§ **Request**
An exact copy of all the data is required, with pictures left out.

§ **Data for this exercise**
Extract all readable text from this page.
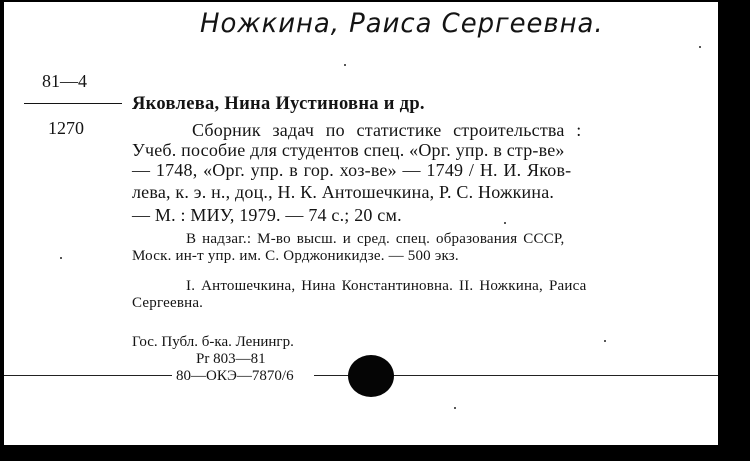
Ножкина, Раиса Сергеевна.
81—4
1270
Яковлева, Нина Иустиновна и др.
Сборник задач по статистике строительства :
Учеб. пособие для студентов спец. «Орг. упр. в стр-ве»
— 1748, «Орг. упр. в гор. хоз-ве» — 1749 / Н. И. Яков-
лева, к. э. н., доц., Н. К. Антошечкина, Р. С. Ножкина.
— М. : МИУ, 1979. — 74 с.; 20 см.
В надзаг.: М-во высш. и сред. спец. образования СССР,
Моск. ин-т упр. им. С. Орджоникидзе. — 500 экз.
I. Антошечкина, Нина Константиновна. II. Ножкина, Раиса
Сергеевна.
Гос. Публ. б-ка. Ленингр.
Pr 803—81
80—ОКЭ—7870/6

§ **Exercise result**
Extract all readable text from this page.
Ножкина, Раиса Сергеевна.
81—4
1270
Яковлева, Нина Иустиновна и др.
Сборник задач по статистике строительства :
Учеб. пособие для студентов спец. «Орг. упр. в стр-ве»
— 1748, «Орг. упр. в гор. хоз-ве» — 1749 / Н. И. Яков-
лева, к. э. н., доц., Н. К. Антошечкина, Р. С. Ножкина.
— М. : МИУ, 1979. — 74 с.; 20 см.
В надзаг.: М-во высш. и сред. спец. образования СССР,
Моск. ин-т упр. им. С. Орджоникидзе. — 500 экз.
I. Антошечкина, Нина Константиновна. II. Ножкина, Раиса
Сергеевна.
Гос. Публ. б-ка. Ленингр.
Pr 803—81
80—ОКЭ—7870/6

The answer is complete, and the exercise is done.